> REQUIREMENTS:
Wherever the word "quos" turns up in a line of the entries, copy that line.

=======

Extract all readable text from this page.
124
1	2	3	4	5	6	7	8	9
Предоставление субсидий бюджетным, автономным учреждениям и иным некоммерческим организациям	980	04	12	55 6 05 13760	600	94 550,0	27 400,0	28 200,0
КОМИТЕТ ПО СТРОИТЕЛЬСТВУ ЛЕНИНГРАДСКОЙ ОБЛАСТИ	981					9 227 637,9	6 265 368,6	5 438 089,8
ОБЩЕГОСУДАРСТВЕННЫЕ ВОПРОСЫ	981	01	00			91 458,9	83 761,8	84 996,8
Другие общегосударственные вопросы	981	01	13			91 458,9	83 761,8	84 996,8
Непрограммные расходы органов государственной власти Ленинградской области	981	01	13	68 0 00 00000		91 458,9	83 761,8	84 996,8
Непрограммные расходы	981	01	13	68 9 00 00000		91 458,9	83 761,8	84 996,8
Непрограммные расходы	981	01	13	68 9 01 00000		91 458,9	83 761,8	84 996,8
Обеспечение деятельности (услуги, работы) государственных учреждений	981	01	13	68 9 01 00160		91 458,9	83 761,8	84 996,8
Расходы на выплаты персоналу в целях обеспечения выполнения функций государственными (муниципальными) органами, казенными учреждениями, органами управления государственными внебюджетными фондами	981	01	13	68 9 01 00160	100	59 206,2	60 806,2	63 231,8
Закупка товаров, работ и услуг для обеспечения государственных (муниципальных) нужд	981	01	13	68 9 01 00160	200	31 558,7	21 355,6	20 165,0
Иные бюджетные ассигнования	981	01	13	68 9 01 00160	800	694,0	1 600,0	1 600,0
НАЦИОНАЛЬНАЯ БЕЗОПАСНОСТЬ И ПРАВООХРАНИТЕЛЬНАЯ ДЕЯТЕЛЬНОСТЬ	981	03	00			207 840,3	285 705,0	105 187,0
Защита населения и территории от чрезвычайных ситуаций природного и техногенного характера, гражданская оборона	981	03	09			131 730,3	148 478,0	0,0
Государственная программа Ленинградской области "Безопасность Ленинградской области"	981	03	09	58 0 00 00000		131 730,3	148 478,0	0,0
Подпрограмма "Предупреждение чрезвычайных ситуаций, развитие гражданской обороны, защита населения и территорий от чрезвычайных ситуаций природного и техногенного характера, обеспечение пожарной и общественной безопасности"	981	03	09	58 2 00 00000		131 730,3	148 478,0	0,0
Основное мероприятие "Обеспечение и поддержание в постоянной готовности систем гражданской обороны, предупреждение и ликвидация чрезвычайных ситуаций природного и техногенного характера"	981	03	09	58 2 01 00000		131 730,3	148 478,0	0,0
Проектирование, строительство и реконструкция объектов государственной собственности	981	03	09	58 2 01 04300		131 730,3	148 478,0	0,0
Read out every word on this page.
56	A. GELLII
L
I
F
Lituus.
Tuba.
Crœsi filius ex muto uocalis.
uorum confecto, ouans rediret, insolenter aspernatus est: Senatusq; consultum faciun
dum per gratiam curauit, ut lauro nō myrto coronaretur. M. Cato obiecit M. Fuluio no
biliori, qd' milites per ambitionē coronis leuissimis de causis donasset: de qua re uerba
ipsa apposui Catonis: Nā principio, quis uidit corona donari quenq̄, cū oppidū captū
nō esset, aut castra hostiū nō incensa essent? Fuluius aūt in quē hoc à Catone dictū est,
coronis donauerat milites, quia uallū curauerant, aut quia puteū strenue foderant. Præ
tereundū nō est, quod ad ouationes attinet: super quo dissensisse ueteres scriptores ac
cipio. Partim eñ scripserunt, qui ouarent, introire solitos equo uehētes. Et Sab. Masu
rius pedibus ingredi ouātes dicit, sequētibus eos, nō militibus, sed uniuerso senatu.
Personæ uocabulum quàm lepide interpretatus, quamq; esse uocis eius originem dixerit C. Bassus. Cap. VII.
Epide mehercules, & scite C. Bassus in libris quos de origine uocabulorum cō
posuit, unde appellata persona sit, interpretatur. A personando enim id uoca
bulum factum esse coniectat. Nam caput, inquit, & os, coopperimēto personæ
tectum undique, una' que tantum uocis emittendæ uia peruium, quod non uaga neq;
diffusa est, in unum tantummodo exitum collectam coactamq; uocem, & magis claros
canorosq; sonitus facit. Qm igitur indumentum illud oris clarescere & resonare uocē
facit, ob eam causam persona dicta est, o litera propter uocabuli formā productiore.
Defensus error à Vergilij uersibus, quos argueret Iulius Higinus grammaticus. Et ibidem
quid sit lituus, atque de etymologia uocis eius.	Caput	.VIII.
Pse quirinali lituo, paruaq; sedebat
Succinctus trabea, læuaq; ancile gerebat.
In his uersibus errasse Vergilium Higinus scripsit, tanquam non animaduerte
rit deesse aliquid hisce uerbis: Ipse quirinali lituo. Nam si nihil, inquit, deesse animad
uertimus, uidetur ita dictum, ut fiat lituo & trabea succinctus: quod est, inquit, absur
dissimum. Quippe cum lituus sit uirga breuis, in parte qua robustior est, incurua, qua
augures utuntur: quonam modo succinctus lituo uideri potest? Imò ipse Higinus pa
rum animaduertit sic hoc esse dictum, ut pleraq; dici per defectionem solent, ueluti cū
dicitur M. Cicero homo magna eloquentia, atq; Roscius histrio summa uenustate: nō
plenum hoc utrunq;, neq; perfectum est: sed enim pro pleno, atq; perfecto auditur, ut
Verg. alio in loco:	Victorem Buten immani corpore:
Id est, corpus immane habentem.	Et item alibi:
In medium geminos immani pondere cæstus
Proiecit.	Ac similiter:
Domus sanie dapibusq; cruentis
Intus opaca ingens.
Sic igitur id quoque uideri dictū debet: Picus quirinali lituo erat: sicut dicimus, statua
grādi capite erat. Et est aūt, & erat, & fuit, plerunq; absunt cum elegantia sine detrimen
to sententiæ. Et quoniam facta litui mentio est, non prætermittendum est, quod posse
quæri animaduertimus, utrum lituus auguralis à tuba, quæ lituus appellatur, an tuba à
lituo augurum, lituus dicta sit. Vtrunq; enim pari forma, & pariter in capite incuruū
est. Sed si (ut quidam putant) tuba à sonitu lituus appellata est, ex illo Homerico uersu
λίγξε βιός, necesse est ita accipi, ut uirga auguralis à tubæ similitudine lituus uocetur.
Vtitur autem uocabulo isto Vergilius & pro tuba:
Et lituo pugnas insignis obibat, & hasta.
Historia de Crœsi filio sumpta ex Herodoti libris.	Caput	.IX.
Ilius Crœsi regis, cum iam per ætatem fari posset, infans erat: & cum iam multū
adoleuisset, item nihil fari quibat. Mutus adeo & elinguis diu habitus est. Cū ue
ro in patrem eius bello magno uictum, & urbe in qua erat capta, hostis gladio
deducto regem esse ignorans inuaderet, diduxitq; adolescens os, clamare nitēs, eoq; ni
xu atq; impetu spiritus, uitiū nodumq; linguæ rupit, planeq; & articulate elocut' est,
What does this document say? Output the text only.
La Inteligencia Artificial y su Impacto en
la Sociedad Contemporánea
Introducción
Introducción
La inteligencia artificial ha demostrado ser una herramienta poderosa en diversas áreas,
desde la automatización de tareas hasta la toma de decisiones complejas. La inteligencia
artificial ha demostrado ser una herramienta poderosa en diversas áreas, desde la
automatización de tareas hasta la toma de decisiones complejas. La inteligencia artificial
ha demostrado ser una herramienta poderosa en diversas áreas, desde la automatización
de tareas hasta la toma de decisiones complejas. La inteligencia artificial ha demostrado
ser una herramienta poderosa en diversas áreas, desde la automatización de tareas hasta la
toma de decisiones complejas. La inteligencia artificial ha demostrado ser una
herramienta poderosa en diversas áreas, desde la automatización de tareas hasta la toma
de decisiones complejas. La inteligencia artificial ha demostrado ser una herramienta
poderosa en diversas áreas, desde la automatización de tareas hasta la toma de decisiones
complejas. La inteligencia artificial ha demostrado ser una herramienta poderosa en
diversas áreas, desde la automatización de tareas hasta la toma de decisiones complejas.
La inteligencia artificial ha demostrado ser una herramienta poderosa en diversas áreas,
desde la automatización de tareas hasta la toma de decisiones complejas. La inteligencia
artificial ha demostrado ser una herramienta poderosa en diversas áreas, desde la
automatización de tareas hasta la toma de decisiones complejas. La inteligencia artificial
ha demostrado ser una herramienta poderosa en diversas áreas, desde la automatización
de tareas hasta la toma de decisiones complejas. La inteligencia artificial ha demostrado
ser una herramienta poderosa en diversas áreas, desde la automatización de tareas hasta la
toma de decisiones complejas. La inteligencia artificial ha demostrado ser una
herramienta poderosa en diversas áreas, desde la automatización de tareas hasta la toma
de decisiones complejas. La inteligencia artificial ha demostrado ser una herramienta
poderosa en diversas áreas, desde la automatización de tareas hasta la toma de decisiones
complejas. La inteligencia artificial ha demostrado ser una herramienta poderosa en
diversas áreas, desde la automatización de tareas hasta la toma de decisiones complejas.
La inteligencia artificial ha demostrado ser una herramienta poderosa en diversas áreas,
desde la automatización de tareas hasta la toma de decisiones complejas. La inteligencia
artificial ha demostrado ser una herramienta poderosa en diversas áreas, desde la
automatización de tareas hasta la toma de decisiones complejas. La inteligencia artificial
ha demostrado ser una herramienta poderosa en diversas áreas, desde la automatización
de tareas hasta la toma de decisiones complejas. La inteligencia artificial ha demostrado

=======

> FULL ANSWER:
Epide mehercules, & scite C. Bassus in libris quos de origine uocabulorum cō
Defensus error à Vergilij uersibus, quos argueret Iulius Higinus grammaticus. Et ibidem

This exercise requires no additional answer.